GIVEN ENTRIES:
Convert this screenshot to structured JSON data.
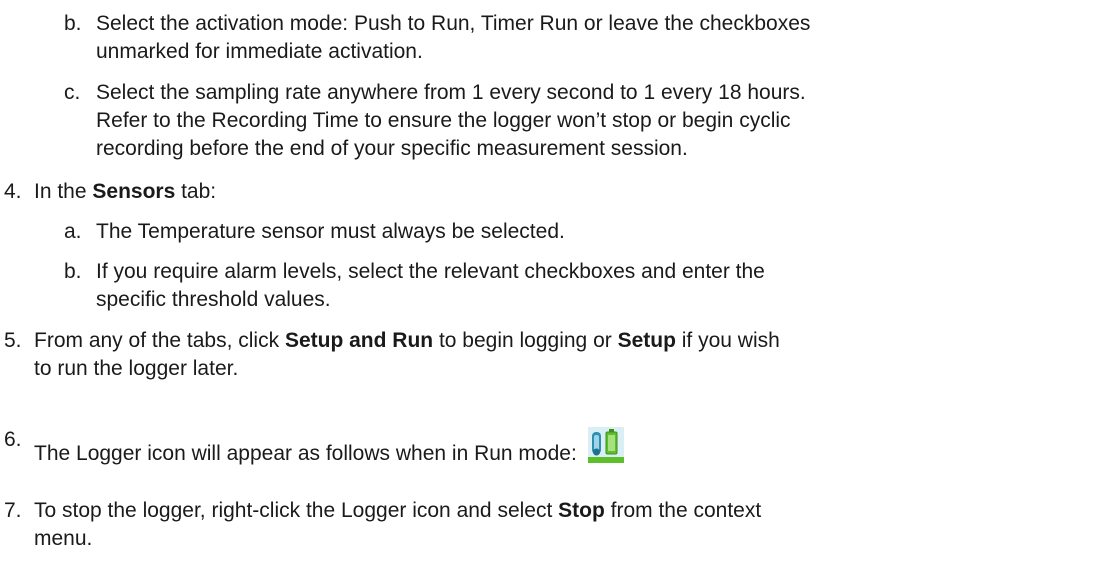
{
  "steps": {
    "b1": {
      "marker": "b.",
      "lines": [
        "Select the activation mode: Push to Run, Timer Run or leave the checkboxes",
        "unmarked for immediate activation."
      ]
    },
    "c1": {
      "marker": "c.",
      "lines": [
        "Select the sampling rate anywhere from 1 every second to 1 every 18 hours.",
        "Refer to the Recording Time to ensure the logger won’t stop or begin cyclic",
        "recording before the end of your specific measurement session."
      ]
    },
    "s4": {
      "marker": "4.",
      "pre": "In the ",
      "bold": "Sensors",
      "post": " tab:"
    },
    "a2": {
      "marker": "a.",
      "lines": [
        "The Temperature sensor must always be selected."
      ]
    },
    "b2": {
      "marker": "b.",
      "lines": [
        "If you require alarm levels, select the relevant checkboxes and enter the",
        "specific threshold values."
      ]
    },
    "s5": {
      "marker": "5.",
      "l1_pre": "From any of the tabs, click ",
      "l1_b1": "Setup and Run",
      "l1_mid": " to begin logging or ",
      "l1_b2": "Setup",
      "l1_post": " if you wish",
      "l2": "to run the logger later."
    },
    "s6": {
      "marker": "6.",
      "text": "The Logger icon will appear as follows when in Run mode:",
      "icon": "logger-run-icon"
    },
    "s7": {
      "marker": "7.",
      "l1_pre": "To stop the logger, right-click the Logger icon and select ",
      "l1_bold": "Stop",
      "l1_post": " from the context",
      "l2": "menu."
    }
  },
  "colors": {
    "text": "#1a1a1a",
    "icon_green": "#5cc02a",
    "icon_blue": "#2f8fb0"
  }
}
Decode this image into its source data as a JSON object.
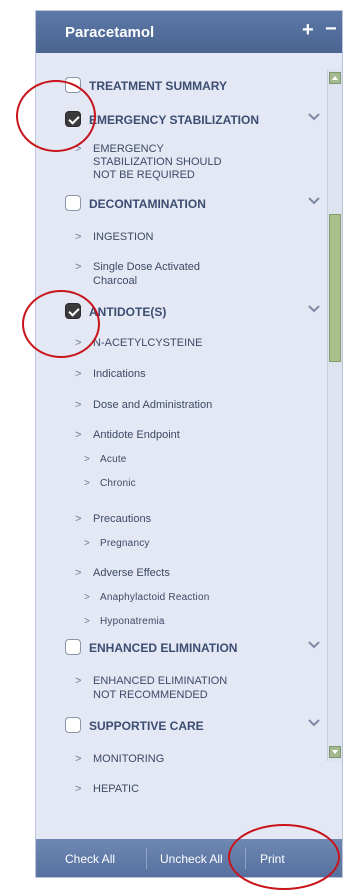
{
  "panel": {
    "title": "Paracetamol",
    "expand_symbol": "+",
    "collapse_symbol": "−"
  },
  "sections": [
    {
      "label": "TREATMENT SUMMARY",
      "checked": false
    },
    {
      "label": "EMERGENCY STABILIZATION",
      "checked": true
    },
    {
      "label": "DECONTAMINATION",
      "checked": false
    },
    {
      "label": "ANTIDOTE(S)",
      "checked": true
    },
    {
      "label": "ENHANCED ELIMINATION",
      "checked": false
    },
    {
      "label": "SUPPORTIVE CARE",
      "checked": false
    }
  ],
  "items": {
    "emergency_1_line1": "EMERGENCY",
    "emergency_1_line2": "STABILIZATION SHOULD",
    "emergency_1_line3": "NOT BE REQUIRED",
    "decon_1": "INGESTION",
    "decon_2_line1": "Single Dose Activated",
    "decon_2_line2": "Charcoal",
    "antidote_1": "N-ACETYLCYSTEINE",
    "antidote_2": "Indications",
    "antidote_3": "Dose and Administration",
    "antidote_4": "Antidote Endpoint",
    "antidote_4a": "Acute",
    "antidote_4b": "Chronic",
    "antidote_5": "Precautions",
    "antidote_5a": "Pregnancy",
    "antidote_6": "Adverse Effects",
    "antidote_6a": "Anaphylactoid Reaction",
    "antidote_6b": "Hyponatremia",
    "enhanced_1_line1": "ENHANCED ELIMINATION",
    "enhanced_1_line2": "NOT RECOMMENDED",
    "supportive_1": "MONITORING",
    "supportive_2": "HEPATIC"
  },
  "arrow_glyph": ">",
  "footer": {
    "check_all": "Check All",
    "uncheck_all": "Uncheck All",
    "print": "Print"
  },
  "colors": {
    "header_bg": "#4a6491",
    "panel_bg": "#e3e8f4",
    "footer_bg": "#5670a0",
    "highlight_ring": "#c8141a"
  }
}
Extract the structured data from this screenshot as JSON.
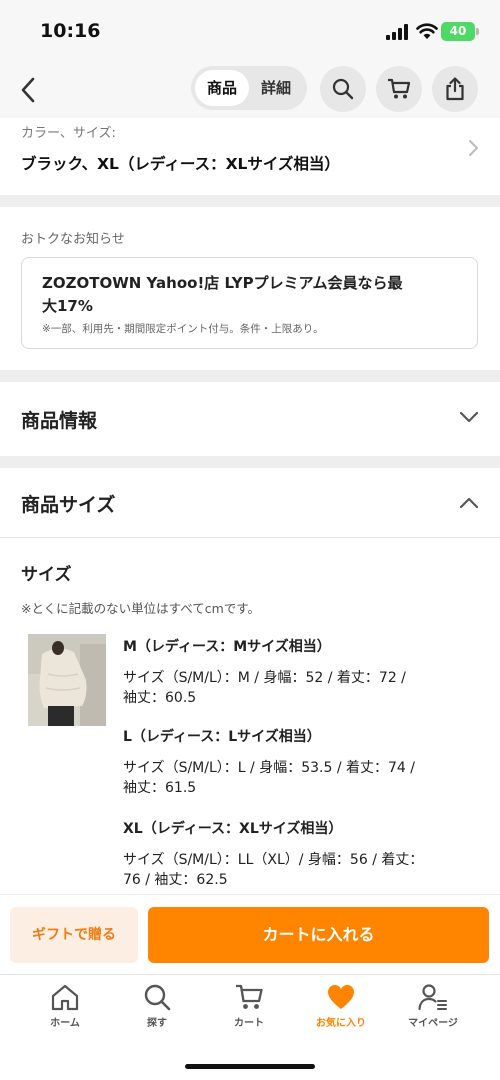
{
  "status_bar": {
    "time": "10:16",
    "battery": "40"
  },
  "header": {
    "tabs": [
      {
        "label": "商品",
        "active": true
      },
      {
        "label": "詳細",
        "active": false
      }
    ],
    "icons": [
      "chevron-left-icon",
      "search-icon",
      "cart-icon",
      "share-icon"
    ]
  },
  "selection": {
    "label": "カラー、サイズ:",
    "value": "ブラック、XL（レディース：XLサイズ相当）"
  },
  "notice": {
    "heading": "おトクなお知らせ",
    "title_line1": "ZOZOTOWN Yahoo!店 LYPプレミアム会員なら最",
    "title_line2": "大17%",
    "note": "※一部、利用先・期間限定ポイント付与。条件・上限あり。"
  },
  "product_info": {
    "title": "商品情報"
  },
  "product_size": {
    "title": "商品サイズ",
    "subtitle": "サイズ",
    "unit_note": "※とくに記載のない単位はすべてcmです。",
    "sizes": [
      {
        "name": "M（レディース：Mサイズ相当）",
        "line1": "サイズ（S/M/L）：M / 身幅：52 / 着丈：72 /",
        "line2": "袖丈：60.5"
      },
      {
        "name": "L（レディース：Lサイズ相当）",
        "line1": "サイズ（S/M/L）：L / 身幅：53.5 / 着丈：74 /",
        "line2": "袖丈：61.5"
      },
      {
        "name": "XL（レディース：XLサイズ相当）",
        "line1": "サイズ（S/M/L）：LL（XL）/ 身幅：56 / 着丈：",
        "line2": "76 / 袖丈：62.5"
      }
    ]
  },
  "actions": {
    "gift_label": "ギフトで贈る",
    "cart_label": "カートに入れる"
  },
  "tabbar": {
    "items": [
      {
        "label": "ホーム",
        "icon": "home-icon"
      },
      {
        "label": "探す",
        "icon": "search-icon"
      },
      {
        "label": "カート",
        "icon": "cart-icon"
      },
      {
        "label": "お気に入り",
        "icon": "heart-icon",
        "active": true
      },
      {
        "label": "マイページ",
        "icon": "user-icon"
      }
    ]
  },
  "colors": {
    "accent": "#ff8400",
    "gift_bg": "#fdeee3",
    "band": "#eeeeee"
  }
}
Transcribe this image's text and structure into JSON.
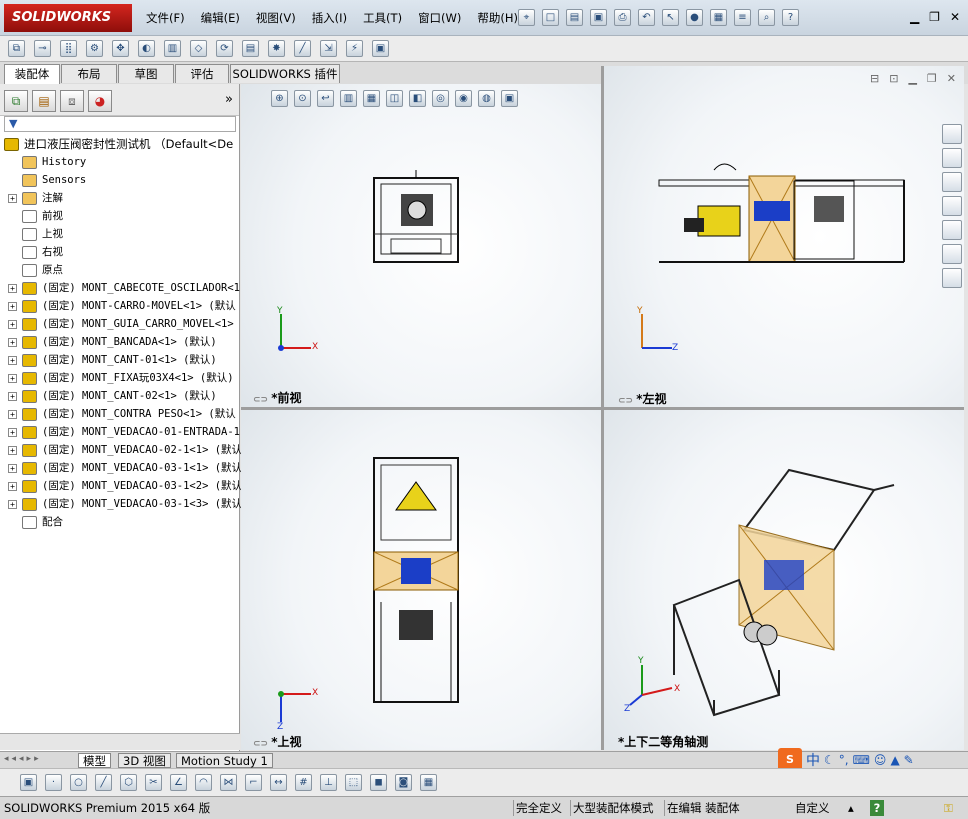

PROBLEM TO SOLVE:
From the listing above, find the number of lines with the word "specific" in them. Answer with the number only.

FINISHED EXERCISE:
2